* _Prompt_: Your task is to output the entries below word for word.

>> START Extracted entries

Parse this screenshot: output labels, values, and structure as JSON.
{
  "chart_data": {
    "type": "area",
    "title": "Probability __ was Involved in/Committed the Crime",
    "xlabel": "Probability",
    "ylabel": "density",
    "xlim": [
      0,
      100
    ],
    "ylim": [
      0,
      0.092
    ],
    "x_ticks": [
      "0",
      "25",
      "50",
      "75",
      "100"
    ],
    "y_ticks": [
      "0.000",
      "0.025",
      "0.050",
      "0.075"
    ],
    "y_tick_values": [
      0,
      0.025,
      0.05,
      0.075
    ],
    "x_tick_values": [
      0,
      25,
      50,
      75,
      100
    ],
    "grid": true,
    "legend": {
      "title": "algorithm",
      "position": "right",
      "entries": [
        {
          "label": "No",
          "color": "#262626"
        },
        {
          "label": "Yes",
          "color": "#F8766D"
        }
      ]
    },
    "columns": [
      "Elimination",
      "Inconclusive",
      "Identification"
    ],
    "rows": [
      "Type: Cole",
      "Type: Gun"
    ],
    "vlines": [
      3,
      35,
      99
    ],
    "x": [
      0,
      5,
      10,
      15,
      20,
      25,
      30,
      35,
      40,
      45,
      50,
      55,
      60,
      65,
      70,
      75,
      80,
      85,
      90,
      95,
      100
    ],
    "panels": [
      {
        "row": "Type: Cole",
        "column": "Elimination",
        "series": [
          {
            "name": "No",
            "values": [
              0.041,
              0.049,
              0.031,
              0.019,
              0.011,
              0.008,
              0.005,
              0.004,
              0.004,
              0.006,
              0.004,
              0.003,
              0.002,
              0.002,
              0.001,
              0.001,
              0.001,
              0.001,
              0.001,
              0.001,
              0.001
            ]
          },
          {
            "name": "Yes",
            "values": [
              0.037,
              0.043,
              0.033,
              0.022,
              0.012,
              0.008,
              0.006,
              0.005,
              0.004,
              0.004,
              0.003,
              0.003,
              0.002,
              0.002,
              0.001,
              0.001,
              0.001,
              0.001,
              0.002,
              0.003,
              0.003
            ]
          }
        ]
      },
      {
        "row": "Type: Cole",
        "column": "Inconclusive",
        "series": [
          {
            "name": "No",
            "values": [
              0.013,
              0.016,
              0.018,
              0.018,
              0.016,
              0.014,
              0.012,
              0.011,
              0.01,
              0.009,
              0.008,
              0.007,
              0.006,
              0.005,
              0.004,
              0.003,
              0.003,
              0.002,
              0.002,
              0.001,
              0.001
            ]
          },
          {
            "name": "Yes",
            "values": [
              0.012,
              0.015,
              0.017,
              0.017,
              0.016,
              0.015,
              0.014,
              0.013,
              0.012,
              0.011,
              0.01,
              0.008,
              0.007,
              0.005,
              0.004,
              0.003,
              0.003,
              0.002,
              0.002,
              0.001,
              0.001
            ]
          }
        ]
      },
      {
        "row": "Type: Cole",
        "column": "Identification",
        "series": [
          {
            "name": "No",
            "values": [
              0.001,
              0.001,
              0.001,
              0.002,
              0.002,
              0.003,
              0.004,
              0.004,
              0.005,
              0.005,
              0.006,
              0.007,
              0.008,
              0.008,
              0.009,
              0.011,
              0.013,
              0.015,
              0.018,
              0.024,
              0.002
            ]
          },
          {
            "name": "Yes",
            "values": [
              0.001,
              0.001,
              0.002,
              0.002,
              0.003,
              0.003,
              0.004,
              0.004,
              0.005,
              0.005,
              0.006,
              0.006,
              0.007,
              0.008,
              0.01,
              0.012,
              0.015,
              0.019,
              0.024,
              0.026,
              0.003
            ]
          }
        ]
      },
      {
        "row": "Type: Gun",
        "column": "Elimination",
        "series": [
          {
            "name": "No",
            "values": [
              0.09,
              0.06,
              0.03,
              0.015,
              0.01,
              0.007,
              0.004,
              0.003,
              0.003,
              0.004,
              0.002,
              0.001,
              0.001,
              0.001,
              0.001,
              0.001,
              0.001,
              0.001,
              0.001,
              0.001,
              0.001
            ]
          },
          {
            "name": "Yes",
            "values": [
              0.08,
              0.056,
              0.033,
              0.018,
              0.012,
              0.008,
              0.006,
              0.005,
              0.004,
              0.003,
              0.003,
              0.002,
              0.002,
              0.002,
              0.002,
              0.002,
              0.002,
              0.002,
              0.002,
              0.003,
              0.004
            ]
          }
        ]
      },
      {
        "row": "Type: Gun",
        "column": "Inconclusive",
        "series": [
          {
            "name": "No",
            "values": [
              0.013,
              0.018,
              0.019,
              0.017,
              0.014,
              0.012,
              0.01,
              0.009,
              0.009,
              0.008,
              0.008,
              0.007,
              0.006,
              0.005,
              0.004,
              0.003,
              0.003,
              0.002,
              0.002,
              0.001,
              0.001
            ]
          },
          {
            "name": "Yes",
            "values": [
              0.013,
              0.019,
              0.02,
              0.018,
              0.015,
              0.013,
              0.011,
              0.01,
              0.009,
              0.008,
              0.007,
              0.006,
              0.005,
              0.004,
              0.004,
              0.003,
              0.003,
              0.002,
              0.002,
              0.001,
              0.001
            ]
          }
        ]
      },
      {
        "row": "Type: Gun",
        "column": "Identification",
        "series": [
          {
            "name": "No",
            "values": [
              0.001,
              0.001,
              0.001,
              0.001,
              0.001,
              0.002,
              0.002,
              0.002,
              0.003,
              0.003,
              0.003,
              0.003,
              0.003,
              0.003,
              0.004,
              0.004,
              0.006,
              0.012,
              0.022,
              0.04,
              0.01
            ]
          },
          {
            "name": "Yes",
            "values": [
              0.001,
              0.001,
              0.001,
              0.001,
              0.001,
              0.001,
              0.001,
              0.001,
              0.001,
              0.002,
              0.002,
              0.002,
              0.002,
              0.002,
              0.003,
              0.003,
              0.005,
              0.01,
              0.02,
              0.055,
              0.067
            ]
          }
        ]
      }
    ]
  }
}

>> END Extracted entries

* _Problem solution_:
Parse this screenshot: output labels, values, and structure as JSON.
{
  "chart_data": {
    "type": "area",
    "title": "Probability __ was Involved in/Committed the Crime",
    "xlabel": "Probability",
    "ylabel": "density",
    "xlim": [
      0,
      100
    ],
    "ylim": [
      0,
      0.092
    ],
    "x_ticks": [
      "0",
      "25",
      "50",
      "75",
      "100"
    ],
    "y_ticks": [
      "0.000",
      "0.025",
      "0.050",
      "0.075"
    ],
    "y_tick_values": [
      0,
      0.025,
      0.05,
      0.075
    ],
    "x_tick_values": [
      0,
      25,
      50,
      75,
      100
    ],
    "grid": true,
    "legend": {
      "title": "algorithm",
      "position": "right",
      "entries": [
        {
          "label": "No",
          "color": "#262626"
        },
        {
          "label": "Yes",
          "color": "#F8766D"
        }
      ]
    },
    "columns": [
      "Elimination",
      "Inconclusive",
      "Identification"
    ],
    "rows": [
      "Type: Cole",
      "Type: Gun"
    ],
    "vlines": [
      3,
      35,
      99
    ],
    "x": [
      0,
      5,
      10,
      15,
      20,
      25,
      30,
      35,
      40,
      45,
      50,
      55,
      60,
      65,
      70,
      75,
      80,
      85,
      90,
      95,
      100
    ],
    "panels": [
      {
        "row": "Type: Cole",
        "column": "Elimination",
        "series": [
          {
            "name": "No",
            "values": [
              0.041,
              0.049,
              0.031,
              0.019,
              0.011,
              0.008,
              0.005,
              0.004,
              0.004,
              0.006,
              0.004,
              0.003,
              0.002,
              0.002,
              0.001,
              0.001,
              0.001,
              0.001,
              0.001,
              0.001,
              0.001
            ]
          },
          {
            "name": "Yes",
            "values": [
              0.037,
              0.043,
              0.033,
              0.022,
              0.012,
              0.008,
              0.006,
              0.005,
              0.004,
              0.004,
              0.003,
              0.003,
              0.002,
              0.002,
              0.001,
              0.001,
              0.001,
              0.001,
              0.002,
              0.003,
              0.003
            ]
          }
        ]
      },
      {
        "row": "Type: Cole",
        "column": "Inconclusive",
        "series": [
          {
            "name": "No",
            "values": [
              0.013,
              0.016,
              0.018,
              0.018,
              0.016,
              0.014,
              0.012,
              0.011,
              0.01,
              0.009,
              0.008,
              0.007,
              0.006,
              0.005,
              0.004,
              0.003,
              0.003,
              0.002,
              0.002,
              0.001,
              0.001
            ]
          },
          {
            "name": "Yes",
            "values": [
              0.012,
              0.015,
              0.017,
              0.017,
              0.016,
              0.015,
              0.014,
              0.013,
              0.012,
              0.011,
              0.01,
              0.008,
              0.007,
              0.005,
              0.004,
              0.003,
              0.003,
              0.002,
              0.002,
              0.001,
              0.001
            ]
          }
        ]
      },
      {
        "row": "Type: Cole",
        "column": "Identification",
        "series": [
          {
            "name": "No",
            "values": [
              0.001,
              0.001,
              0.001,
              0.002,
              0.002,
              0.003,
              0.004,
              0.004,
              0.005,
              0.005,
              0.006,
              0.007,
              0.008,
              0.008,
              0.009,
              0.011,
              0.013,
              0.015,
              0.018,
              0.024,
              0.002
            ]
          },
          {
            "name": "Yes",
            "values": [
              0.001,
              0.001,
              0.002,
              0.002,
              0.003,
              0.003,
              0.004,
              0.004,
              0.005,
              0.005,
              0.006,
              0.006,
              0.007,
              0.008,
              0.01,
              0.012,
              0.015,
              0.019,
              0.024,
              0.026,
              0.003
            ]
          }
        ]
      },
      {
        "row": "Type: Gun",
        "column": "Elimination",
        "series": [
          {
            "name": "No",
            "values": [
              0.09,
              0.06,
              0.03,
              0.015,
              0.01,
              0.007,
              0.004,
              0.003,
              0.003,
              0.004,
              0.002,
              0.001,
              0.001,
              0.001,
              0.001,
              0.001,
              0.001,
              0.001,
              0.001,
              0.001,
              0.001
            ]
          },
          {
            "name": "Yes",
            "values": [
              0.08,
              0.056,
              0.033,
              0.018,
              0.012,
              0.008,
              0.006,
              0.005,
              0.004,
              0.003,
              0.003,
              0.002,
              0.002,
              0.002,
              0.002,
              0.002,
              0.002,
              0.002,
              0.002,
              0.003,
              0.004
            ]
          }
        ]
      },
      {
        "row": "Type: Gun",
        "column": "Inconclusive",
        "series": [
          {
            "name": "No",
            "values": [
              0.013,
              0.018,
              0.019,
              0.017,
              0.014,
              0.012,
              0.01,
              0.009,
              0.009,
              0.008,
              0.008,
              0.007,
              0.006,
              0.005,
              0.004,
              0.003,
              0.003,
              0.002,
              0.002,
              0.001,
              0.001
            ]
          },
          {
            "name": "Yes",
            "values": [
              0.013,
              0.019,
              0.02,
              0.018,
              0.015,
              0.013,
              0.011,
              0.01,
              0.009,
              0.008,
              0.007,
              0.006,
              0.005,
              0.004,
              0.004,
              0.003,
              0.003,
              0.002,
              0.002,
              0.001,
              0.001
            ]
          }
        ]
      },
      {
        "row": "Type: Gun",
        "column": "Identification",
        "series": [
          {
            "name": "No",
            "values": [
              0.001,
              0.001,
              0.001,
              0.001,
              0.001,
              0.002,
              0.002,
              0.002,
              0.003,
              0.003,
              0.003,
              0.003,
              0.003,
              0.003,
              0.004,
              0.004,
              0.006,
              0.012,
              0.022,
              0.04,
              0.01
            ]
          },
          {
            "name": "Yes",
            "values": [
              0.001,
              0.001,
              0.001,
              0.001,
              0.001,
              0.001,
              0.001,
              0.001,
              0.001,
              0.002,
              0.002,
              0.002,
              0.002,
              0.002,
              0.003,
              0.003,
              0.005,
              0.01,
              0.02,
              0.055,
              0.067
            ]
          }
        ]
      }
    ]
  }
}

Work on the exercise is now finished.